» **What you will do**
Look through the records below and collect all lines that hold the string "name".

[Dataset entries on figures]
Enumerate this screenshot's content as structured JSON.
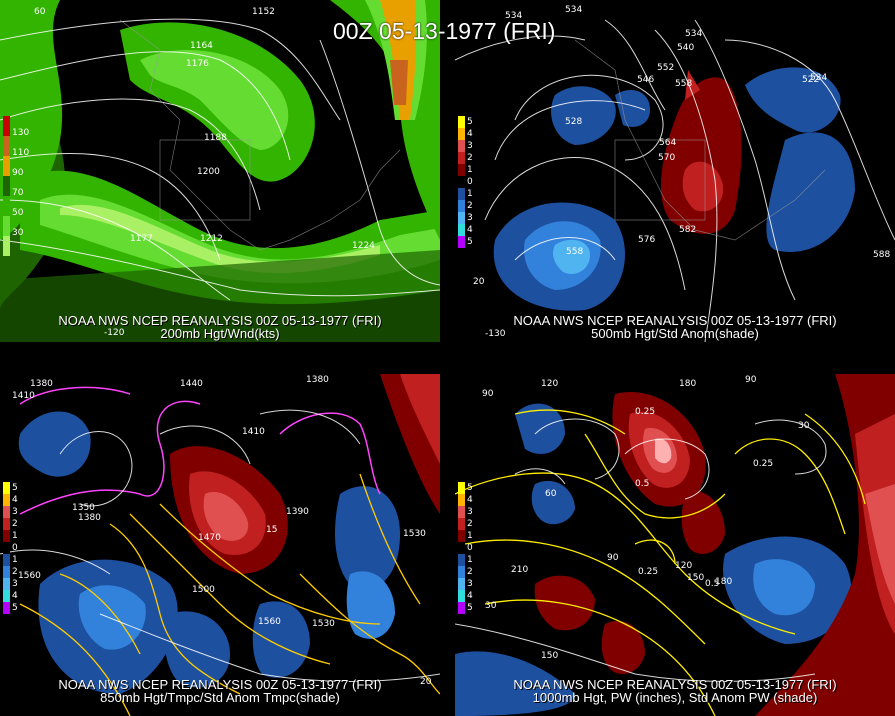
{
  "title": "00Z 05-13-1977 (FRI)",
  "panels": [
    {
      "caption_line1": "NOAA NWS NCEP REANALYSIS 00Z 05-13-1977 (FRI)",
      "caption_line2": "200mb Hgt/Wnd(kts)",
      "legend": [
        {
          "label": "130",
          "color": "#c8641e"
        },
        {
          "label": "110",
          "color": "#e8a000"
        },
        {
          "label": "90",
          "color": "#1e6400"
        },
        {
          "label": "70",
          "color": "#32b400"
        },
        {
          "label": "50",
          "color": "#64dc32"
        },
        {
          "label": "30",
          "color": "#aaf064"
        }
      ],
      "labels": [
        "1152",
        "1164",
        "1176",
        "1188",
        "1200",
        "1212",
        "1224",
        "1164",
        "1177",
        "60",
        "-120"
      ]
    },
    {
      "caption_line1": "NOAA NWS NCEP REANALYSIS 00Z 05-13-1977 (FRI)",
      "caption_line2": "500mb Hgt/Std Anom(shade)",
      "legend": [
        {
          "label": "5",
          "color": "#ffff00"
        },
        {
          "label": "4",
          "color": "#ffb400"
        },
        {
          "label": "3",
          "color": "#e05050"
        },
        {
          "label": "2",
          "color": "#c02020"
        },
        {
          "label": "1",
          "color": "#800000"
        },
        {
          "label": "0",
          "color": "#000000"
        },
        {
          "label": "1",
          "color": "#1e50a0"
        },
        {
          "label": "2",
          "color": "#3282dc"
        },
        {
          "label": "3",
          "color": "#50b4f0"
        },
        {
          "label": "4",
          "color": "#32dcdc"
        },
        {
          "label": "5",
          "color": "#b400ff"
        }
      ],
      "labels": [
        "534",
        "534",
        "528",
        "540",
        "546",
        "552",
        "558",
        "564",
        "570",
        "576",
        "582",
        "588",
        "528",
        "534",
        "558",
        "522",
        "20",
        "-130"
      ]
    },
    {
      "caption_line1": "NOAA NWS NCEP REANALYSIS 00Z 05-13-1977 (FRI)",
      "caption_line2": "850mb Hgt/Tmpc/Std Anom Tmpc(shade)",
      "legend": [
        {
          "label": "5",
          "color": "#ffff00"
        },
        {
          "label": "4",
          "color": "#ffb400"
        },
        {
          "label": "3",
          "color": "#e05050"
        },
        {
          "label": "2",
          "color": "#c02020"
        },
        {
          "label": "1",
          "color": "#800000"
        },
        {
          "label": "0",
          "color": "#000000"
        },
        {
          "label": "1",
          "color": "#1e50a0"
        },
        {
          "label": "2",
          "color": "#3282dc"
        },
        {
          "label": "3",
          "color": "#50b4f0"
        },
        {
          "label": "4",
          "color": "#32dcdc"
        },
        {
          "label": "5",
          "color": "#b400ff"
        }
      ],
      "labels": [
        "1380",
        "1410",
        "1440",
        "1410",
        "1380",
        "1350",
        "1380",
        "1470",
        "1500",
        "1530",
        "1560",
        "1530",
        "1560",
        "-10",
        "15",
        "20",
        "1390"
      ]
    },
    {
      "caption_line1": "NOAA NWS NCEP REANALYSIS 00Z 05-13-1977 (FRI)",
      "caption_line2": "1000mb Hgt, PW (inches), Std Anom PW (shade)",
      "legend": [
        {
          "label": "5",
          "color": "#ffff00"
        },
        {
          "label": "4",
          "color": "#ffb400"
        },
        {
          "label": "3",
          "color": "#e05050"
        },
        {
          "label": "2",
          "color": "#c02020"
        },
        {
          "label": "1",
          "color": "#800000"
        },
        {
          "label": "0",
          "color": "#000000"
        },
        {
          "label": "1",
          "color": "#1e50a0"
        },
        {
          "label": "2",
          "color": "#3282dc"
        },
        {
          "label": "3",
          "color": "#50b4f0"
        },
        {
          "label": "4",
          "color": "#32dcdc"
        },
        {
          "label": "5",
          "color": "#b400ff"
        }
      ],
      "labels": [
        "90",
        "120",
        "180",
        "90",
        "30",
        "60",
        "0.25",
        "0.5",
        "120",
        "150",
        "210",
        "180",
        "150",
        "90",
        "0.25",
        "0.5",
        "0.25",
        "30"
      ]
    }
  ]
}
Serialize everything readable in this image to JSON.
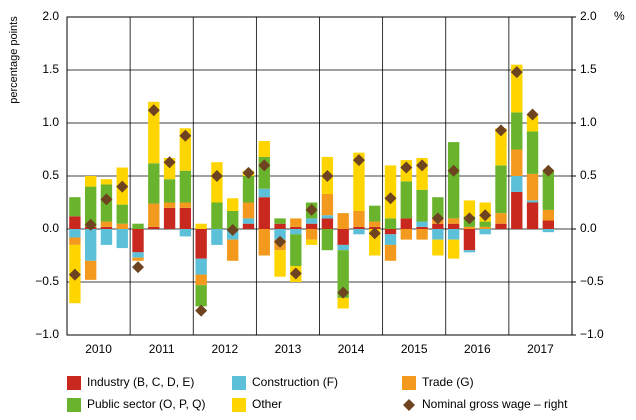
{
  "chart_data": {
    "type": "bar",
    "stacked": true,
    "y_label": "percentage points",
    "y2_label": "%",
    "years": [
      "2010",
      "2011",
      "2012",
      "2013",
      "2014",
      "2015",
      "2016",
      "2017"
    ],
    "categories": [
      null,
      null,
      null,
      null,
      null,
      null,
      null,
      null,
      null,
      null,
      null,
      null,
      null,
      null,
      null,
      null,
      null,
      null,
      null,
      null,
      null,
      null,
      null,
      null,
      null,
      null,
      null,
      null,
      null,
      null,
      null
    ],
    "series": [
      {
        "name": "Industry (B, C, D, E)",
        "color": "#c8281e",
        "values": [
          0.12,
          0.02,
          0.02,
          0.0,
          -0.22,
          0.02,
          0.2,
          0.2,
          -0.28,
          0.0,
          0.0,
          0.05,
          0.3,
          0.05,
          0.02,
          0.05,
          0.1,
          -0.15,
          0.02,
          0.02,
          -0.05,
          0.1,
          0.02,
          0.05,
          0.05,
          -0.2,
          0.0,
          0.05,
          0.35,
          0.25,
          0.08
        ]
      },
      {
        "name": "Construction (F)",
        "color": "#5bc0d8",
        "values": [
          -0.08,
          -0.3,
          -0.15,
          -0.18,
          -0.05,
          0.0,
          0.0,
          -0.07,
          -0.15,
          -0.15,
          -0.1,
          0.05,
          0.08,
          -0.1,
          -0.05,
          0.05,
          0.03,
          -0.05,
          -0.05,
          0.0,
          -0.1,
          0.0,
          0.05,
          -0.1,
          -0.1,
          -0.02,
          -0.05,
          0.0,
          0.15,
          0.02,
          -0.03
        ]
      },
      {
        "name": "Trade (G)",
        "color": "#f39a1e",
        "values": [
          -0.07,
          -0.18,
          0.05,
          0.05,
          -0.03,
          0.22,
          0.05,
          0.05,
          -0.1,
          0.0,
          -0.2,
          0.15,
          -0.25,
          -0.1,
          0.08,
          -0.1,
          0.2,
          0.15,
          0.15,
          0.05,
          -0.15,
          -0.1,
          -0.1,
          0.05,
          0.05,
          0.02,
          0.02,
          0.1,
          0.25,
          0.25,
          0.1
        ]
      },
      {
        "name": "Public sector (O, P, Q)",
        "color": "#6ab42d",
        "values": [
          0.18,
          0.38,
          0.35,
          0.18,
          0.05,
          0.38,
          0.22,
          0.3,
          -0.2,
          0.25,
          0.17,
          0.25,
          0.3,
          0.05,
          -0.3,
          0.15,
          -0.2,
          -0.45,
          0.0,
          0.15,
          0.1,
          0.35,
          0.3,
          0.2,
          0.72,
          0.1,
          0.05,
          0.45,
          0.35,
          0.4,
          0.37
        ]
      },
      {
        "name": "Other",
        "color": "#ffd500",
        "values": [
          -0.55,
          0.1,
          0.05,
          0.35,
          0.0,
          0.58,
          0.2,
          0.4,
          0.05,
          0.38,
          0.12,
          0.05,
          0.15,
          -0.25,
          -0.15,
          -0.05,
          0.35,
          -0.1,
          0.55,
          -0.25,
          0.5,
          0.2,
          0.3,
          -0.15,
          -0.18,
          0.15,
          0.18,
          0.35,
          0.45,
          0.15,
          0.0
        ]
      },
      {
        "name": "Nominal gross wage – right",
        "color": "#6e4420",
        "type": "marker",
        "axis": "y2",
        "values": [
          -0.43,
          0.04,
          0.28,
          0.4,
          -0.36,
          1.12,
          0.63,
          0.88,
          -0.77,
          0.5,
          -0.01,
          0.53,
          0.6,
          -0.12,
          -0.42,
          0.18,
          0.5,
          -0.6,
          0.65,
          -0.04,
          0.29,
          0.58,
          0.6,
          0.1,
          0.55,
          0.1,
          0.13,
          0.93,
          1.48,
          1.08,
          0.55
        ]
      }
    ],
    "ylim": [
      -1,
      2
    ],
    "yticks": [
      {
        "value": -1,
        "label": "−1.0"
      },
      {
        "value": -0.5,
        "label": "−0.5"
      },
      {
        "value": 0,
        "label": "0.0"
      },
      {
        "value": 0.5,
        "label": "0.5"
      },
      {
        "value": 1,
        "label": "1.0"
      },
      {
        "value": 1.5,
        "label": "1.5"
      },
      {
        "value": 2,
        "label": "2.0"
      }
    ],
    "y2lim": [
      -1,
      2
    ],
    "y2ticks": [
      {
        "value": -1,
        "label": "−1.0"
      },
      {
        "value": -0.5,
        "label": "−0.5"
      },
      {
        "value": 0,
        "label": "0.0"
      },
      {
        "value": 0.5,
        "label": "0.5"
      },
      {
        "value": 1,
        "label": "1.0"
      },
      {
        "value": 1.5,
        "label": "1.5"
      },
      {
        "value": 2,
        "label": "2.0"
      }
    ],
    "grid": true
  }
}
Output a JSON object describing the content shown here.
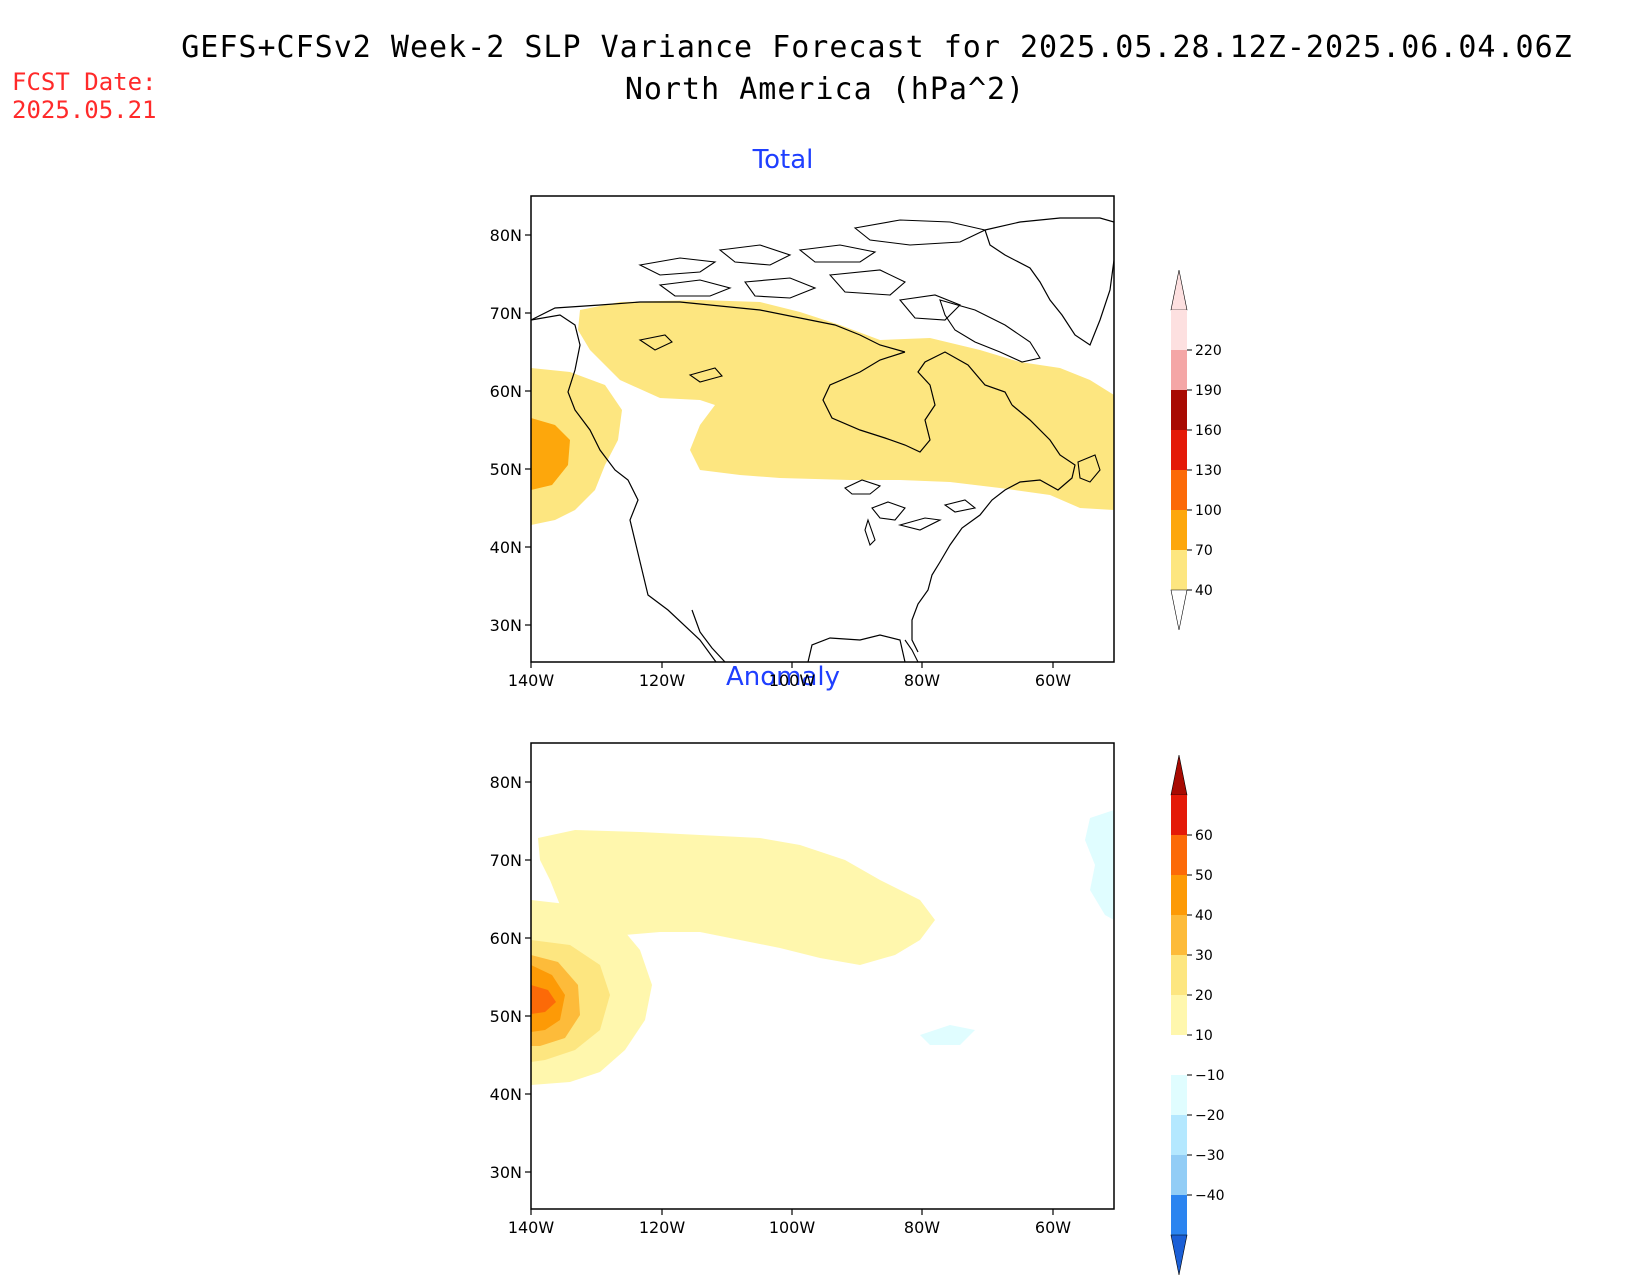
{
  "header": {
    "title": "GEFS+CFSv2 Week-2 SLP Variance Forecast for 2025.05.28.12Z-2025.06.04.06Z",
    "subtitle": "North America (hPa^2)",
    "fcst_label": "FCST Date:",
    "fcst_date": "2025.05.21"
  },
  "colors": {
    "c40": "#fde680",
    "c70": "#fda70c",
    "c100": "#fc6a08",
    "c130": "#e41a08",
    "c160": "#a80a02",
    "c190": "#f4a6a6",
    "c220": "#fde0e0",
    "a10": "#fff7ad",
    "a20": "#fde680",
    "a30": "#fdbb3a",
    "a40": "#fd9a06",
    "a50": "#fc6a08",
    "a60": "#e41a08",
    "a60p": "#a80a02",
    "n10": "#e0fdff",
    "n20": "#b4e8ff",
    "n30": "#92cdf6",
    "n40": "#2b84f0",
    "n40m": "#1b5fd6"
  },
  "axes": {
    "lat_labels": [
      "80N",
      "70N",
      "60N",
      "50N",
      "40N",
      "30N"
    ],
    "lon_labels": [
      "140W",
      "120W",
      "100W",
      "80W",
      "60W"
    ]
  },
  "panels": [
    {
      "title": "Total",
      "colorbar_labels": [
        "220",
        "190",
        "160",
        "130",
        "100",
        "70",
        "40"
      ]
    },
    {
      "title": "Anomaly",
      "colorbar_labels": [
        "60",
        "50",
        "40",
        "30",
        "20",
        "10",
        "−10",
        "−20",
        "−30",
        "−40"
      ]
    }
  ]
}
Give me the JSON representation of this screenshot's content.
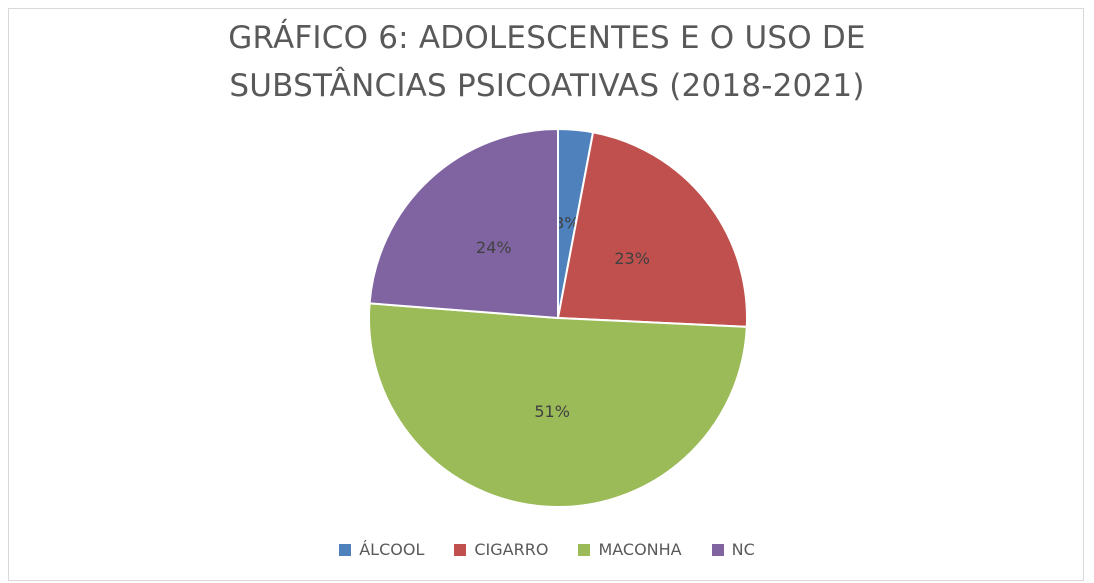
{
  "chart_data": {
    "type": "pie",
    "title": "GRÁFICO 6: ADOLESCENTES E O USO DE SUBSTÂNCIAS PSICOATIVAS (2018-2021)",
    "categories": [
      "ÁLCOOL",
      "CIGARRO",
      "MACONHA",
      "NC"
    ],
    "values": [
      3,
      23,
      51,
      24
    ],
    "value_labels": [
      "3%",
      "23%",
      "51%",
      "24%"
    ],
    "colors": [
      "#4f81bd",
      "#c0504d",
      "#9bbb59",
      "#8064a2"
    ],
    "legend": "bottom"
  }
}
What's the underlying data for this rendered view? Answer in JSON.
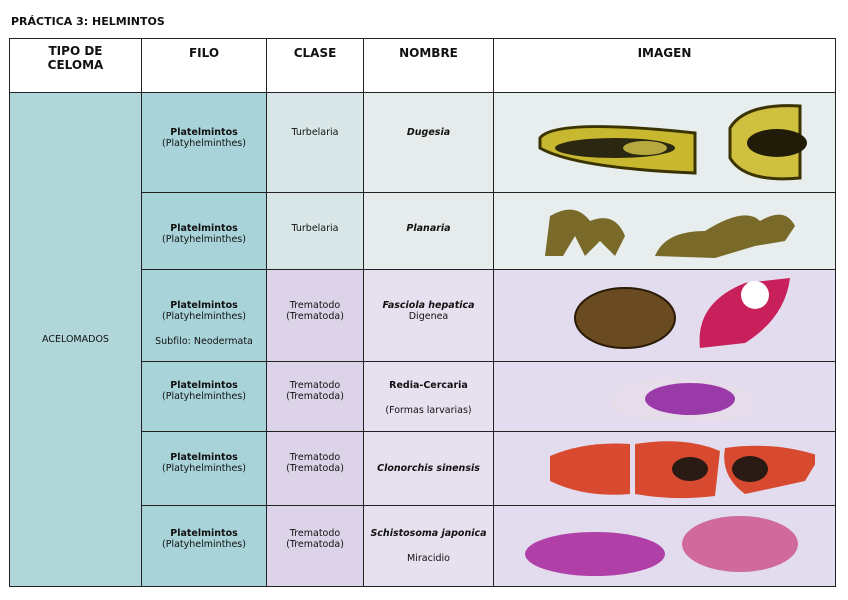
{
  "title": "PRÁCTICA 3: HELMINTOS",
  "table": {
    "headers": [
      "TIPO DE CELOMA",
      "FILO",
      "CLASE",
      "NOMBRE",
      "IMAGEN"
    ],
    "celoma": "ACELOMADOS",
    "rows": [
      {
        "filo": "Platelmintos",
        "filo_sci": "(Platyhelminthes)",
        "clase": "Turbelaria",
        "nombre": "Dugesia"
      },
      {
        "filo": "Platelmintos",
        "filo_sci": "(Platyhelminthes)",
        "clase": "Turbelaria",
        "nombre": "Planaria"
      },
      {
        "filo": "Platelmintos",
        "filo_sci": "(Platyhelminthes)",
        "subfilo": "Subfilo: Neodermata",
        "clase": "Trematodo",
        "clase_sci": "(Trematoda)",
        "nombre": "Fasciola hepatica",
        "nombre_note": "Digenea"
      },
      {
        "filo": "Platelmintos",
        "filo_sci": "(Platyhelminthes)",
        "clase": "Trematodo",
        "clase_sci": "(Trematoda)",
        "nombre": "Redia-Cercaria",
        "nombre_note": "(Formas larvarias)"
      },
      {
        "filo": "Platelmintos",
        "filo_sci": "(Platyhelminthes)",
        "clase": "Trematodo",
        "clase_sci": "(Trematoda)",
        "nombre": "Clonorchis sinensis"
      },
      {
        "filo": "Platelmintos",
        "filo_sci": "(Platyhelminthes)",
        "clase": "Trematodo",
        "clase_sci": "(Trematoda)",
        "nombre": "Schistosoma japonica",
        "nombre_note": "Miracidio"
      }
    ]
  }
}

» **Full solution**
        "name": "Industry (B, C, D, E)",
        "name": "Construction (F)",
        "name": "Trade (G)",
        "name": "Public sector (O, P, Q)",
        "name": "Other",
        "name": "Nominal gross wage – right",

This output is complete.